== Dataset records ==

——

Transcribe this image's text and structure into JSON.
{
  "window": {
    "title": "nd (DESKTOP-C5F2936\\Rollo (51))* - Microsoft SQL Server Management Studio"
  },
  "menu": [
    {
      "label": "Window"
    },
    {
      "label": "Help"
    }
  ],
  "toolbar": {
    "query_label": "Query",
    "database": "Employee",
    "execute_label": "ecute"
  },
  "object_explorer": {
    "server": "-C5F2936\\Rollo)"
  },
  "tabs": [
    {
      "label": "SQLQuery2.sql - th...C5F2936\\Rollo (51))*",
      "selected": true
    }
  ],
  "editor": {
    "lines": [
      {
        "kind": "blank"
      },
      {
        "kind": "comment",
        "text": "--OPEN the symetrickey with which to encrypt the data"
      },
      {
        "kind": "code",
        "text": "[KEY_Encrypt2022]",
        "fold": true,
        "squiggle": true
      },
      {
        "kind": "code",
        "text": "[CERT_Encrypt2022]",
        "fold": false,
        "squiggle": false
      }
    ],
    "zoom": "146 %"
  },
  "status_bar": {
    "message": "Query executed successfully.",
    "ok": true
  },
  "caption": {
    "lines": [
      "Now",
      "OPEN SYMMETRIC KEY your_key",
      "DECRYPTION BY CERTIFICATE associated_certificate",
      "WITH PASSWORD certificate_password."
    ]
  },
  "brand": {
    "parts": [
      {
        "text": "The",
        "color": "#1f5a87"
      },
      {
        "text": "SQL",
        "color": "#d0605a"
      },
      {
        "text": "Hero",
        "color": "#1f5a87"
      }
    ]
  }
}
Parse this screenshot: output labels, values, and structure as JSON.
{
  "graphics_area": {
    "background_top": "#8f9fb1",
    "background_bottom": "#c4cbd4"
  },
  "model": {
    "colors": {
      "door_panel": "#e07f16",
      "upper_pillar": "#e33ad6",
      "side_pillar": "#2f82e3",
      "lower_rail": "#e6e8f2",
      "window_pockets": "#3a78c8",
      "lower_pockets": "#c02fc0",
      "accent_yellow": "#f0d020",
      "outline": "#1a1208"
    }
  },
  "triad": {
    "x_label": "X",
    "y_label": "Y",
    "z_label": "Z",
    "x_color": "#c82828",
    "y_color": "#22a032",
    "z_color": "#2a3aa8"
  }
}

——

== Work to be completed ==
Tell how many lines include "true". The number is the whole answer.

== Response to this exercise ==
4